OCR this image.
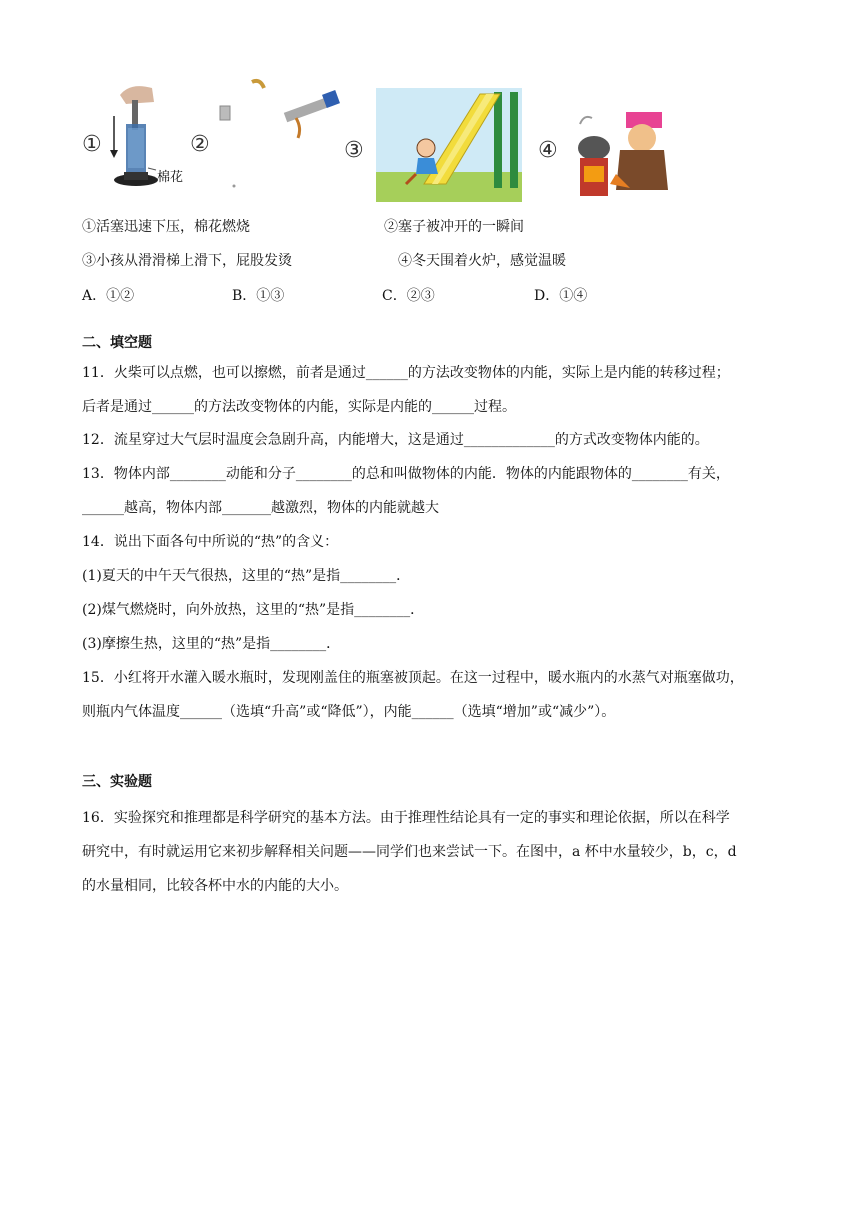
①
棉花
②	③	④
①活塞迅速下压，棉花燃烧	②塞子被冲开的一瞬间
③小孩从滑滑梯上滑下，屁股发烫	④冬天围着火炉，感觉温暖
A．①②	B．①③	C．②③	D．①④
二、填空题
11．火柴可以点燃，也可以擦燃，前者是通过______的方法改变物体的内能，实际上是内能的转移过程；
后者是通过______的方法改变物体的内能，实际是内能的______过程。
12．流星穿过大气层时温度会急剧升高，内能增大，这是通过_____________的方式改变物体内能的。
13．物体内部________动能和分子________的总和叫做物体的内能．物体的内能跟物体的________有关，
______越高，物体内部_______越激烈，物体的内能就越大
14．说出下面各句中所说的“热”的含义：
(1)夏天的中午天气很热，这里的“热”是指________．
(2)煤气燃烧时，向外放热，这里的“热”是指________．
(3)摩擦生热，这里的“热”是指________．
15．小红将开水灌入暖水瓶时，发现刚盖住的瓶塞被顶起。在这一过程中，暖水瓶内的水蒸气对瓶塞做功，
则瓶内气体温度______（选填“升高”或“降低”），内能______（选填“增加”或“减少”）。
三、实验题
16．实验探究和推理都是科学研究的基本方法。由于推理性结论具有一定的事实和理论依据，所以在科学
研究中，有时就运用它来初步解释相关问题——同学们也来尝试一下。在图中，a 杯中水量较少，b，c，d
的水量相同，比较各杯中水的内能的大小。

★ ★ ★

## Problem to solve
Do not include the images; transcribe the rest of the listing exactly.

## Task result
OCR this image.
①
棉花
②	③	④
①活塞迅速下压，棉花燃烧	②塞子被冲开的一瞬间
③小孩从滑滑梯上滑下，屁股发烫	④冬天围着火炉，感觉温暖
A．①②	B．①③	C．②③	D．①④
二、填空题
11．火柴可以点燃，也可以擦燃，前者是通过______的方法改变物体的内能，实际上是内能的转移过程；
后者是通过______的方法改变物体的内能，实际是内能的______过程。
12．流星穿过大气层时温度会急剧升高，内能增大，这是通过_____________的方式改变物体内能的。
13．物体内部________动能和分子________的总和叫做物体的内能．物体的内能跟物体的________有关，
______越高，物体内部_______越激烈，物体的内能就越大
14．说出下面各句中所说的“热”的含义：
(1)夏天的中午天气很热，这里的“热”是指________．
(2)煤气燃烧时，向外放热，这里的“热”是指________．
(3)摩擦生热，这里的“热”是指________．
15．小红将开水灌入暖水瓶时，发现刚盖住的瓶塞被顶起。在这一过程中，暖水瓶内的水蒸气对瓶塞做功，
则瓶内气体温度______（选填“升高”或“降低”），内能______（选填“增加”或“减少”）。
三、实验题
16．实验探究和推理都是科学研究的基本方法。由于推理性结论具有一定的事实和理论依据，所以在科学
研究中，有时就运用它来初步解释相关问题——同学们也来尝试一下。在图中，a 杯中水量较少，b，c，d
的水量相同，比较各杯中水的内能的大小。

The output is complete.